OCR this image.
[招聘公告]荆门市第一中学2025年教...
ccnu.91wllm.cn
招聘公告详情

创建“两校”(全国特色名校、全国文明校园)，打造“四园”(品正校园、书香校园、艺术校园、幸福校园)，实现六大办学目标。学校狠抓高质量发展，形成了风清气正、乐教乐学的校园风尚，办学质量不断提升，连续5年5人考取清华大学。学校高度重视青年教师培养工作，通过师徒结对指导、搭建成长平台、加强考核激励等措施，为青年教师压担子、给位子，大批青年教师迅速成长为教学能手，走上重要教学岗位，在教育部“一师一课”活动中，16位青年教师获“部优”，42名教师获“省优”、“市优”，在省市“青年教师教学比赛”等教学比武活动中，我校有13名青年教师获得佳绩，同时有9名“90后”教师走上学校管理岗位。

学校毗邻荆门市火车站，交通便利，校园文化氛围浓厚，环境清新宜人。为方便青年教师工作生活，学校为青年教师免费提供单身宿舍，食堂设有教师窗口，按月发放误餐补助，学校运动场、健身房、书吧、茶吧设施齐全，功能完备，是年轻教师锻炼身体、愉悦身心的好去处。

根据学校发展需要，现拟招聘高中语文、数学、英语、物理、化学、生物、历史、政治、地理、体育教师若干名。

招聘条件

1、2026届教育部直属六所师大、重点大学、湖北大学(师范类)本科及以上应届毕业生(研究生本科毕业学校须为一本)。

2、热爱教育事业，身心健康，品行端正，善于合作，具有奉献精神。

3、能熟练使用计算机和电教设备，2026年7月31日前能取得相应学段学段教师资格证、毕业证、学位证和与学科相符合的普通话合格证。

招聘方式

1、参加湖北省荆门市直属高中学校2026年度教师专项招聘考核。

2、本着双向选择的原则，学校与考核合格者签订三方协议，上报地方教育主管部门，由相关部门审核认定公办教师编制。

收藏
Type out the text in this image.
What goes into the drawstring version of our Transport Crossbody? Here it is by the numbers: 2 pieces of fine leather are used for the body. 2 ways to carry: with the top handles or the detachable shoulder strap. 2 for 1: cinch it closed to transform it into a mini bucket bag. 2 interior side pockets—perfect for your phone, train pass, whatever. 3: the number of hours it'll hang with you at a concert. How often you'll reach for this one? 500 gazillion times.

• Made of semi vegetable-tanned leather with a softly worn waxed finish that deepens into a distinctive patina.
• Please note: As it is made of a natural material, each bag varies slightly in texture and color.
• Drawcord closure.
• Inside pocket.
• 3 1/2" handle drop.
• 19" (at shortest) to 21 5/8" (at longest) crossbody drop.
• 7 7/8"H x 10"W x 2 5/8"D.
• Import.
+===+
TO BE DONE: Repeat the material from above exactly, word for word.

ANSWER TO THE EXERCISE:
OCR this image.
[招聘公告]荆门市第一中学2025年教...
ccnu.91wllm.cn
招聘公告详情

创建“两校”(全国特色名校、全国文明校园)，打造“四园”(品正校园、书香校园、艺术校园、幸福校园)，实现六大办学目标。学校狠抓高质量发展，形成了风清气正、乐教乐学的校园风尚，办学质量不断提升，连续5年5人考取清华大学。学校高度重视青年教师培养工作，通过师徒结对指导、搭建成长平台、加强考核激励等措施，为青年教师压担子、给位子，大批青年教师迅速成长为教学能手，走上重要教学岗位，在教育部“一师一课”活动中，16位青年教师获“部优”，42名教师获“省优”、“市优”，在省市“青年教师教学比赛”等教学比武活动中，我校有13名青年教师获得佳绩，同时有9名“90后”教师走上学校管理岗位。

学校毗邻荆门市火车站，交通便利，校园文化氛围浓厚，环境清新宜人。为方便青年教师工作生活，学校为青年教师免费提供单身宿舍，食堂设有教师窗口，按月发放误餐补助，学校运动场、健身房、书吧、茶吧设施齐全，功能完备，是年轻教师锻炼身体、愉悦身心的好去处。

根据学校发展需要，现拟招聘高中语文、数学、英语、物理、化学、生物、历史、政治、地理、体育教师若干名。

招聘条件

1、2026届教育部直属六所师大、重点大学、湖北大学(师范类)本科及以上应届毕业生(研究生本科毕业学校须为一本)。

2、热爱教育事业，身心健康，品行端正，善于合作，具有奉献精神。

3、能熟练使用计算机和电教设备，2026年7月31日前能取得相应学段学段教师资格证、毕业证、学位证和与学科相符合的普通话合格证。

招聘方式

1、参加湖北省荆门市直属高中学校2026年度教师专项招聘考核。

2、本着双向选择的原则，学校与考核合格者签订三方协议，上报地方教育主管部门，由相关部门审核认定公办教师编制。

收藏
Type out the text in this image.
What goes into the drawstring version of our Transport Crossbody? Here it is by the numbers: 2 pieces of fine leather are used for the body. 2 ways to carry: with the top handles or the detachable shoulder strap. 2 for 1: cinch it closed to transform it into a mini bucket bag. 2 interior side pockets—perfect for your phone, train pass, whatever. 3: the number of hours it'll hang with you at a concert. How often you'll reach for this one? 500 gazillion times.

• Made of semi vegetable-tanned leather with a softly worn waxed finish that deepens into a distinctive patina.
• Please note: As it is made of a natural material, each bag varies slightly in texture and color.
• Drawcord closure.
• Inside pocket.
• 3 1/2" handle drop.
• 19" (at shortest) to 21 5/8" (at longest) crossbody drop.
• 7 7/8"H x 10"W x 2 5/8"D.
• Import.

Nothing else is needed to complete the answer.